My colleague waited for me at the bus stop, and from the bus stop it took around 15 minutes walk to reach the village.
It is a breath taking view from a distance. And the windmill is still in use and few has converted into a museum, restaurants or shops.
There are many markets around the Amsterdam and Albert Cuypstraat is the most popular choice where you can find lots of bargain from the local resident, home cook and shops. It is entertaining even bystrolling through the stalls. They sell almost anything from shoes, souvenirs, food, fresh vegetables, cured meat and fish. A Dutch must eat is the pickled herring. It has an acquired taste, a little resemblance of the sashimi but in the Dutch way which I like. Lots of food samples to taste and variety of choices for street food such as pofferjes (mini pancake), grilled cheese, stroopwafels, Oorlog fries (war fries with peanut sauce), kibbling (mini fried fish), drop ( Dutch licorice) and more.
Red Light District
The red light district of Amsterdam also called as Rosse Burt is infamous for its window prostitute but you can also find brothels, sex shops and museum around the area. Photo taking is not allowed. It is quiet in the morning but towards the evening, it will get crowded with people and tourists.

▶ **SOURCE MATERIAL**

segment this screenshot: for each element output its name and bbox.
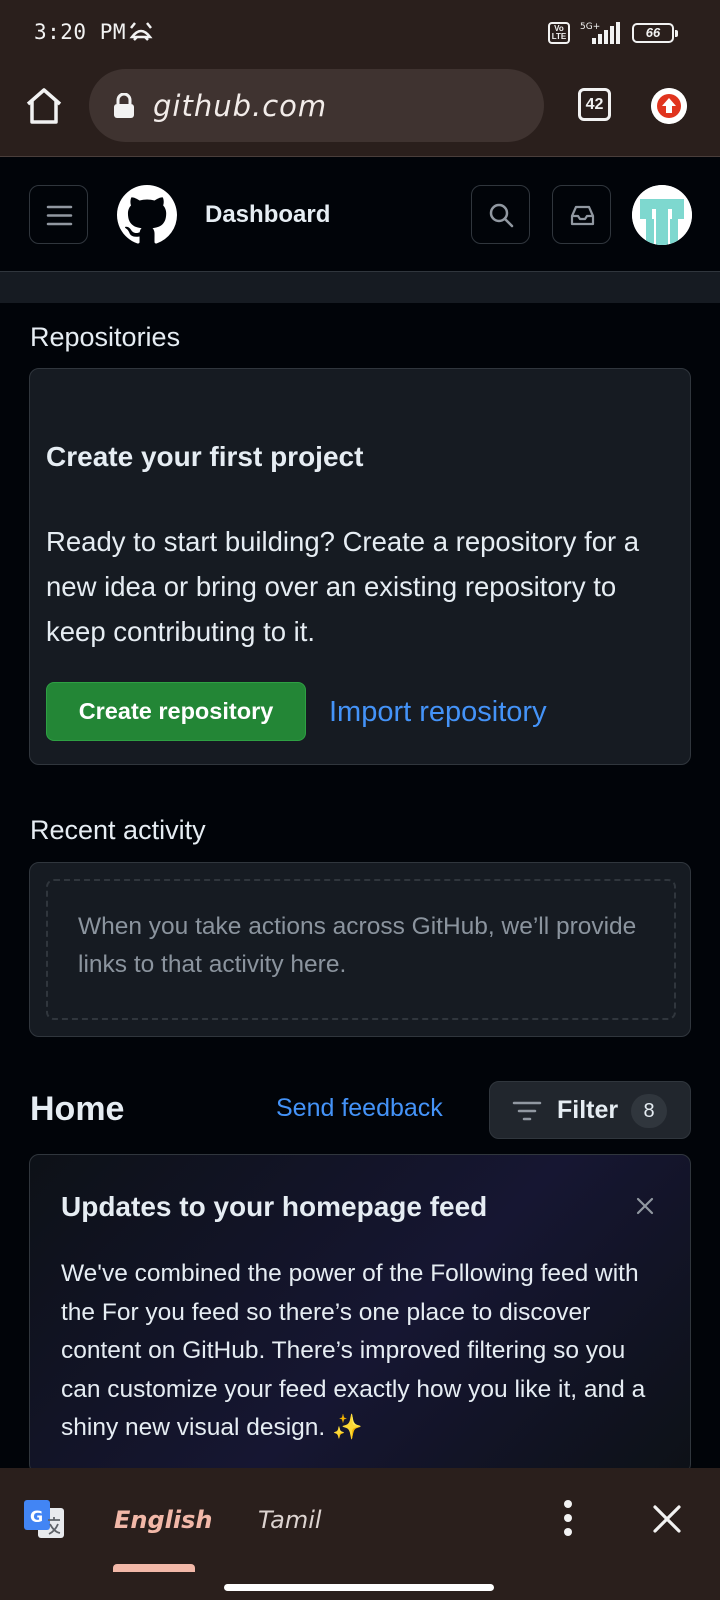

▶ **GIVEN PROBLEM**
Reproduce the passage on Amsterdam above, starting at "My colleague waited" and ending at "restaurants or shops.".

▶ **RESPONSE TO THE EXERCISE**
My colleague waited for me at the bus stop, and from the bus stop it took around 15 minutes walk to reach the village.
It is a breath taking view from a distance. And the windmill is still in use and few has converted into a museum, restaurants or shops.